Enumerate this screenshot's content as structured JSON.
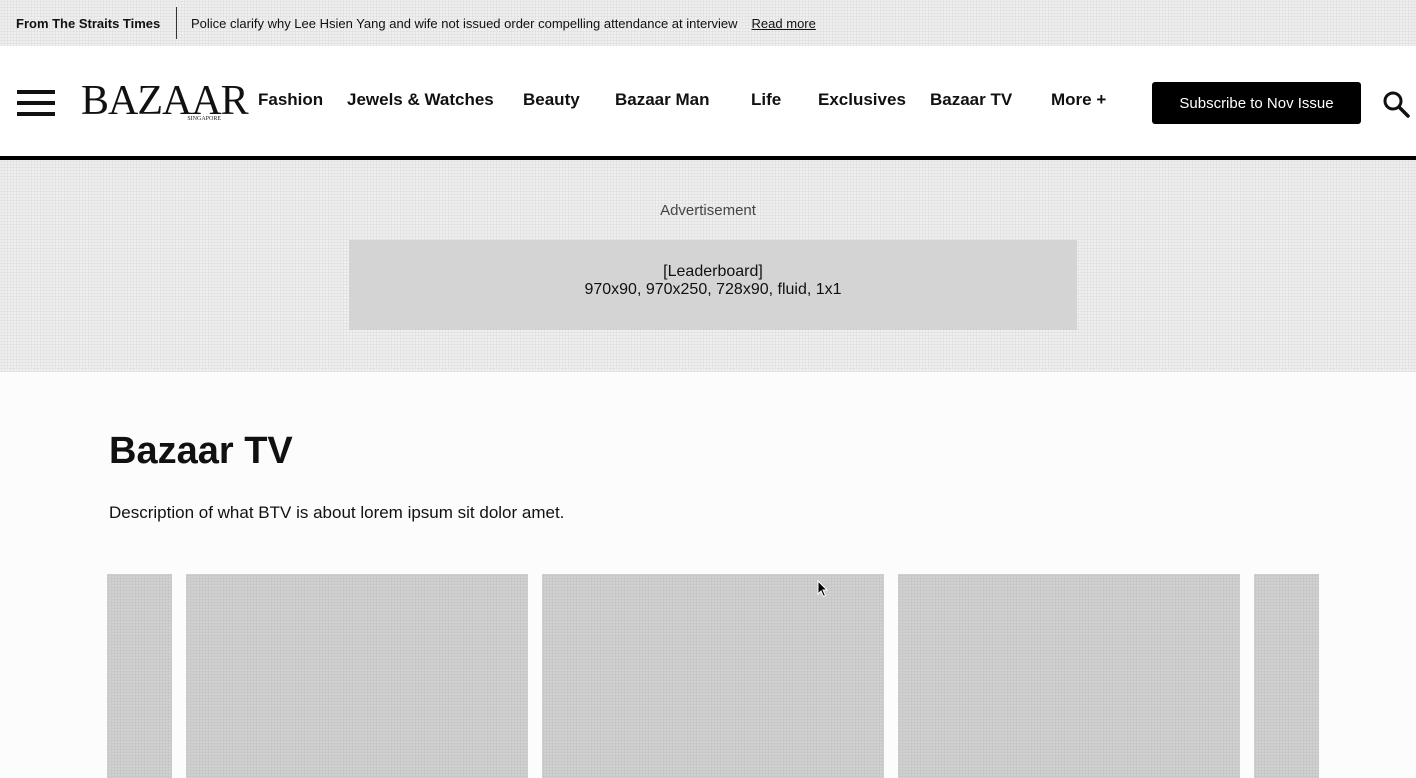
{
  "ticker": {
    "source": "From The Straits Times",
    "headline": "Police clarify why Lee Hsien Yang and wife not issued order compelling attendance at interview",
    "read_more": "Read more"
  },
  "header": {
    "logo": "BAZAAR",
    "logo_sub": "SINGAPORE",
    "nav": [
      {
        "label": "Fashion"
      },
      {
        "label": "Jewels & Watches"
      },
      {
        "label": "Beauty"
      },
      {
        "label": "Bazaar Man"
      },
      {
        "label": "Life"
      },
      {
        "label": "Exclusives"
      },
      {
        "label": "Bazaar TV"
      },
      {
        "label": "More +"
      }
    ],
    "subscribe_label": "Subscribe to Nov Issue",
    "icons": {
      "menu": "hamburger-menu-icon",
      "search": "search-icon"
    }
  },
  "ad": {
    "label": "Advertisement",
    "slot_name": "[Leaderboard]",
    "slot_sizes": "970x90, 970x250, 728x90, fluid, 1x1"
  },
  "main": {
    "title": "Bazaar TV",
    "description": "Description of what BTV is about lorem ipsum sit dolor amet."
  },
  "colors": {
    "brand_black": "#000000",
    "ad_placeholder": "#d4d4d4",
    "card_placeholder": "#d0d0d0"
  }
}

★ ★ ★ ★

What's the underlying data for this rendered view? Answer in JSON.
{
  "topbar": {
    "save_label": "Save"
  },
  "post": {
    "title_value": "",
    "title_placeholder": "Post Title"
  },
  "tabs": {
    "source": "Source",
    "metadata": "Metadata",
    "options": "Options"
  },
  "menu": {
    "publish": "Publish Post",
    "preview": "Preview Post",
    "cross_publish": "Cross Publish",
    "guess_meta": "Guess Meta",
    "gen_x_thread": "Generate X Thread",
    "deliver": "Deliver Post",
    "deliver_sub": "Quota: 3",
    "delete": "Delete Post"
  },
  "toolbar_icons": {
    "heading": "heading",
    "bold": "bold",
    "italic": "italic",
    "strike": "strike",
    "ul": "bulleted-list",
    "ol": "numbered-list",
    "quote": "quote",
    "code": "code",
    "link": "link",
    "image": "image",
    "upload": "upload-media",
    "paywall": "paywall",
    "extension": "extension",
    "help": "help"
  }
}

★ ★ ★ ★

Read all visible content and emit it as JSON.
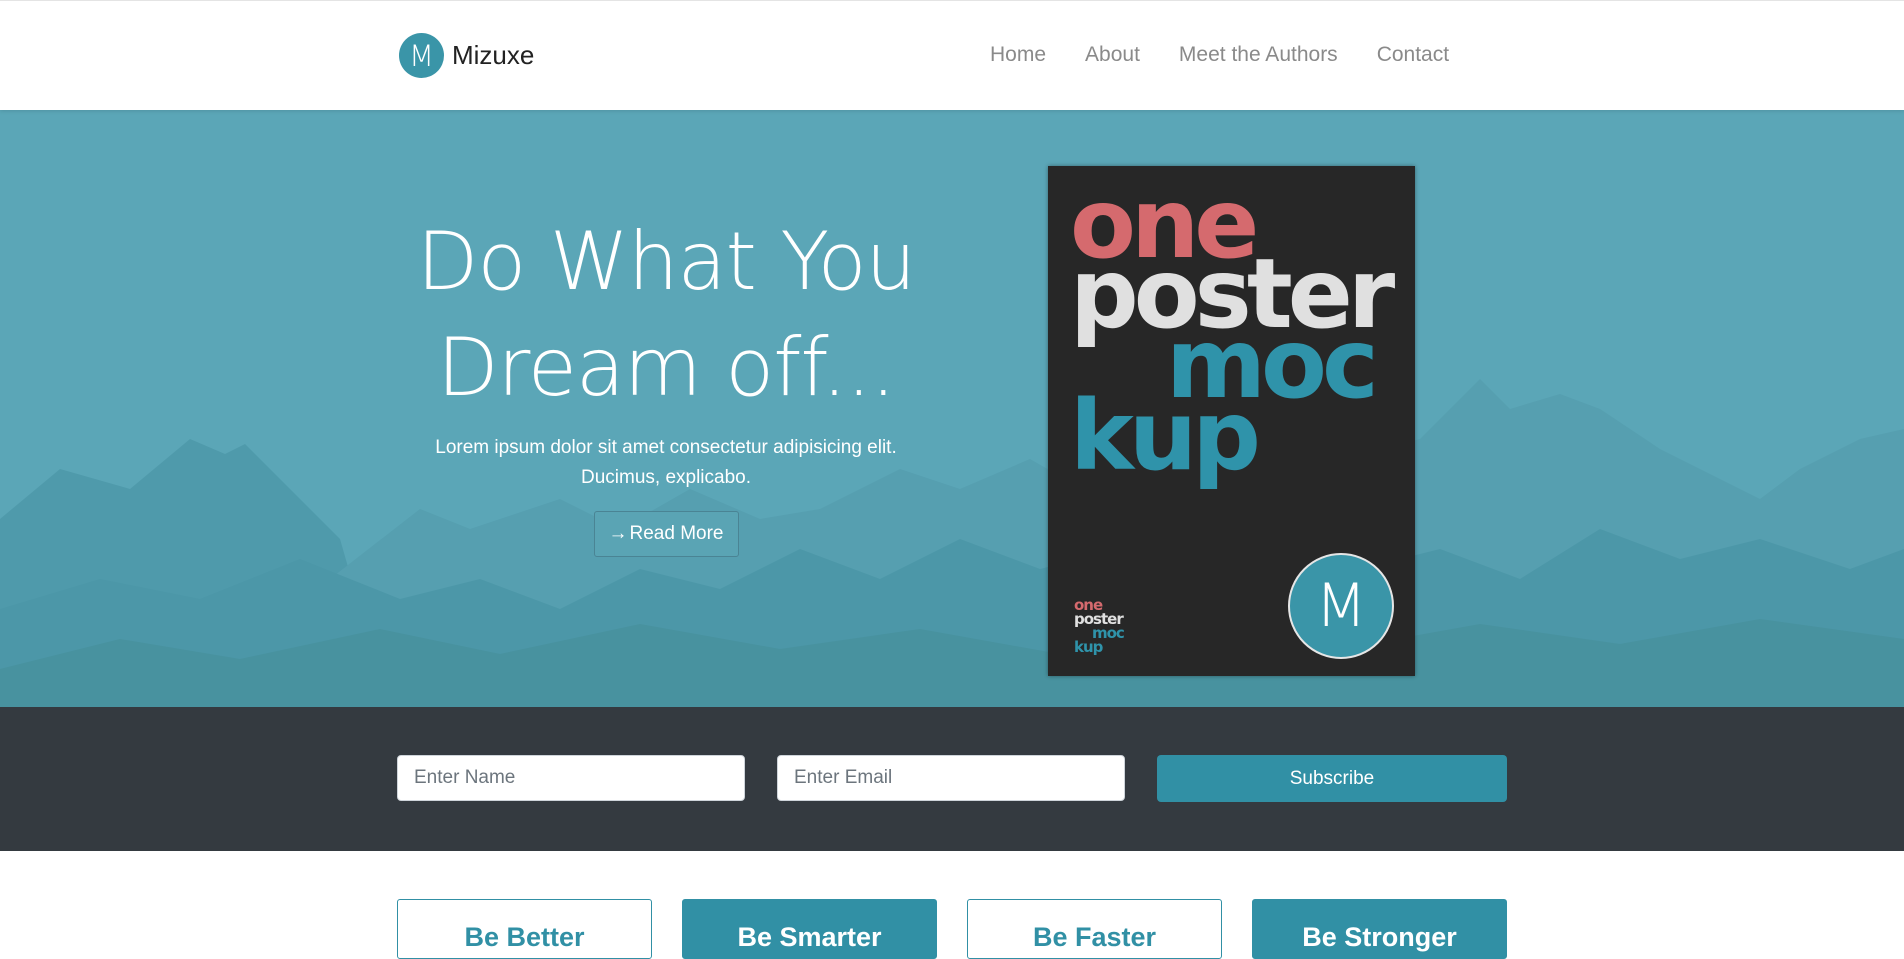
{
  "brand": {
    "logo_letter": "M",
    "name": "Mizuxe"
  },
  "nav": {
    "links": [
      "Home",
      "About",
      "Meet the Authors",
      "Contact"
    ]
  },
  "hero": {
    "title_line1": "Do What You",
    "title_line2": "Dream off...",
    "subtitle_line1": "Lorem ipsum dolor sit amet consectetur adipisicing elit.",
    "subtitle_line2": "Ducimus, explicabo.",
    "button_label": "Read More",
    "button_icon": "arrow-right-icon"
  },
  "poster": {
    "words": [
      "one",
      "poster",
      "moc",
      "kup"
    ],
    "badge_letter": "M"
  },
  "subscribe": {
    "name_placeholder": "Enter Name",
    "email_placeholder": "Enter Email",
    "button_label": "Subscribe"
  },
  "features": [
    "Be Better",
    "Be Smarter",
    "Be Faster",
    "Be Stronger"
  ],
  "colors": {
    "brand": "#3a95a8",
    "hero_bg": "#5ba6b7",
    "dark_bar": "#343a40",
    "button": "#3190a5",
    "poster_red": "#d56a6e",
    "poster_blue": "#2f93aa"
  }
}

★ ★ ★ ★

* AIM: From the records above, copy every line that holds the word "Enter".

* FINISHED ANSWER:
    "name_placeholder": "Enter Name",
    "email_placeholder": "Enter Email",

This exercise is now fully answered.